Stated exercise: All of the records below should be output exactly.

Supplied records:
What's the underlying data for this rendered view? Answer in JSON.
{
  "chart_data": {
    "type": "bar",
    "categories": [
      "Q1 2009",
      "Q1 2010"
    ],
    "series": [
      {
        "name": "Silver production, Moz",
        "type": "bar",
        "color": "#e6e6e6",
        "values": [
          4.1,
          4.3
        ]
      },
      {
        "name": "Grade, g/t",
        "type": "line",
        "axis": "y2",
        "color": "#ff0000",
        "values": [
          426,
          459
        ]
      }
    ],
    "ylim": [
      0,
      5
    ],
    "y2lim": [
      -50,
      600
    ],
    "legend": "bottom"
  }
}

Result:
What's the underlying data for this rendered view? Answer in JSON.
{
  "chart_data": {
    "type": "bar",
    "categories": [
      "Q1 2009",
      "Q1 2010"
    ],
    "series": [
      {
        "name": "Silver production, Moz",
        "type": "bar",
        "color": "#e6e6e6",
        "values": [
          4.1,
          4.3
        ]
      },
      {
        "name": "Grade, g/t",
        "type": "line",
        "axis": "y2",
        "color": "#ff0000",
        "values": [
          426,
          459
        ]
      }
    ],
    "ylim": [
      0,
      5
    ],
    "y2lim": [
      -50,
      600
    ],
    "legend": "bottom"
  }
}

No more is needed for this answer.